Copy out each line below that has the word "Goosy" in it.

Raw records

####################

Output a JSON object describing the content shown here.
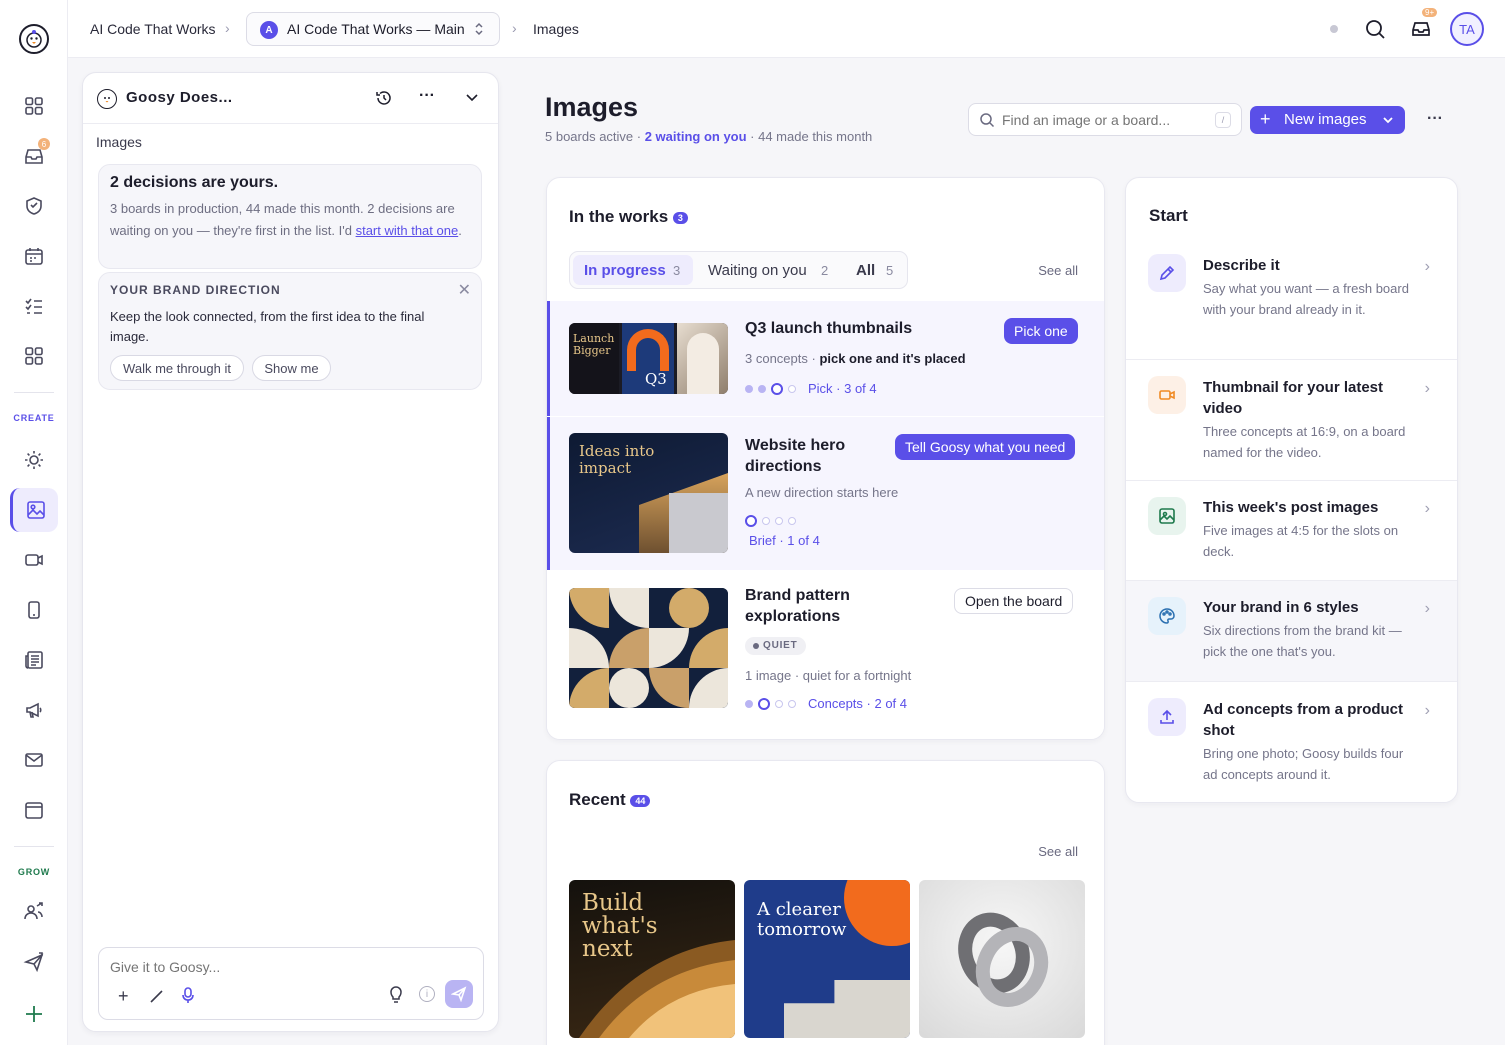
{
  "colors": {
    "accent": "#5a4fe8",
    "rail_bg": "#ffffff",
    "page_bg": "#f6f6f9",
    "create": "#5a4fe8",
    "grow": "#1f7a4d"
  },
  "rail": {
    "logo_icon": "goose-logo-icon",
    "notification_count": "6",
    "create_label": "CREATE",
    "grow_label": "GROW"
  },
  "topbar": {
    "breadcrumb_root": "AI Code That Works",
    "workspace_avatar": "A",
    "workspace_name": "AI Code That Works — Main",
    "page_crumb": "Images",
    "inbox_badge": "9+",
    "user_initials": "TA"
  },
  "chat": {
    "title": "Goosy Does...",
    "context_label": "Images",
    "decision_title": "2 decisions are yours.",
    "decision_text": "3 boards in production, 44 made this month. 2 decisions are waiting on you — they're first in the list. I'd ",
    "decision_link": "start with that one",
    "decision_end": ".",
    "brand_heading": "YOUR BRAND DIRECTION",
    "brand_text": "Keep the look connected, from the first idea to the final image.",
    "walk_label": "Walk me through it",
    "show_label": "Show me",
    "input_placeholder": "Give it to Goosy..."
  },
  "header": {
    "title": "Images",
    "subtitle_a": "5 boards active · ",
    "subtitle_waiting": "2 waiting on you",
    "subtitle_b": " · 44 made this month",
    "search_placeholder": "Find an image or a board...",
    "search_shortcut": "/",
    "new_button": "New images"
  },
  "works": {
    "title": "In the works",
    "count": "3",
    "tabs": [
      {
        "label": "In progress",
        "count": "3"
      },
      {
        "label": "Waiting on you",
        "count": "2"
      },
      {
        "label": "All",
        "count": "5"
      }
    ],
    "see_all": "See all",
    "items": [
      {
        "title": "Q3 launch thumbnails",
        "meta_a": "3 concepts · ",
        "meta_b": "pick one and it's placed",
        "action": "Pick one",
        "step": "Pick · 3 of 4",
        "thumb_text_a": "Launch Bigger",
        "thumb_text_b": "Q3"
      },
      {
        "title": "Website hero directions",
        "meta_a": "A new direction starts here",
        "action": "Tell Goosy what you need",
        "step": "Brief · 1 of 4",
        "thumb_text_a": "Ideas into impact"
      },
      {
        "title": "Brand pattern explorations",
        "tag": "QUIET",
        "meta_a": "1 image · quiet for a fortnight",
        "action": "Open the board",
        "step": "Concepts · 2 of 4"
      }
    ]
  },
  "recent": {
    "title": "Recent",
    "count": "44",
    "see_all": "See all",
    "thumb_a": "Build what's next",
    "thumb_b": "A clearer tomorrow"
  },
  "start": {
    "title": "Start",
    "items": [
      {
        "title": "Describe it",
        "desc": "Say what you want — a fresh board with your brand already in it.",
        "icon": "pencil-icon"
      },
      {
        "title": "Thumbnail for your latest video",
        "desc": "Three concepts at 16:9, on a board named for the video.",
        "icon": "video-icon"
      },
      {
        "title": "This week's post images",
        "desc": "Five images at 4:5 for the slots on deck.",
        "icon": "image-icon"
      },
      {
        "title": "Your brand in 6 styles",
        "desc": "Six directions from the brand kit — pick the one that's you.",
        "icon": "palette-icon"
      },
      {
        "title": "Ad concepts from a product shot",
        "desc": "Bring one photo; Goosy builds four ad concepts around it.",
        "icon": "upload-icon"
      }
    ]
  }
}
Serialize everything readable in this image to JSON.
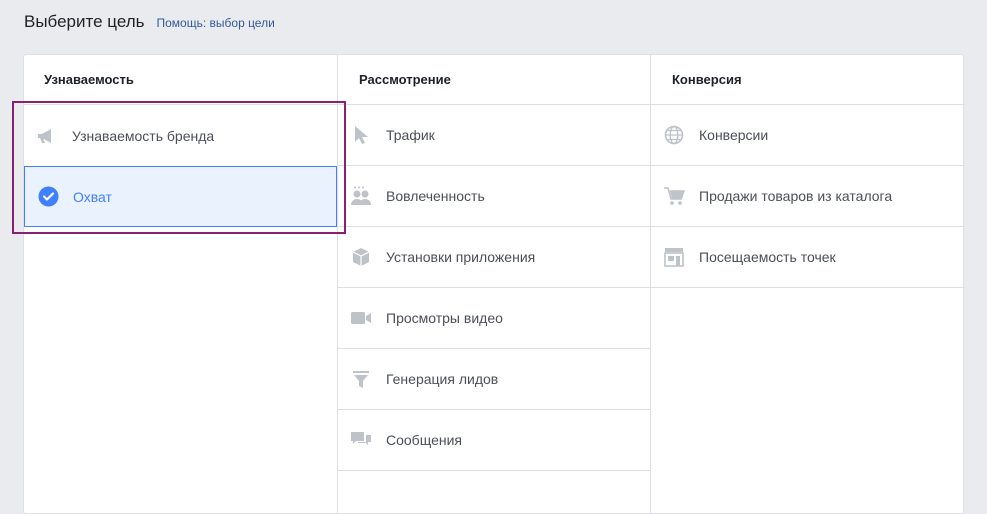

####################

## [IN RESPONSE]
    "title": "Goosy Does...",
    "input_placeholder": "Give it to Goosy..."
        "action": "Tell Goosy what you need",
        "desc": "Bring one photo; Goosy builds four ad concepts around it.",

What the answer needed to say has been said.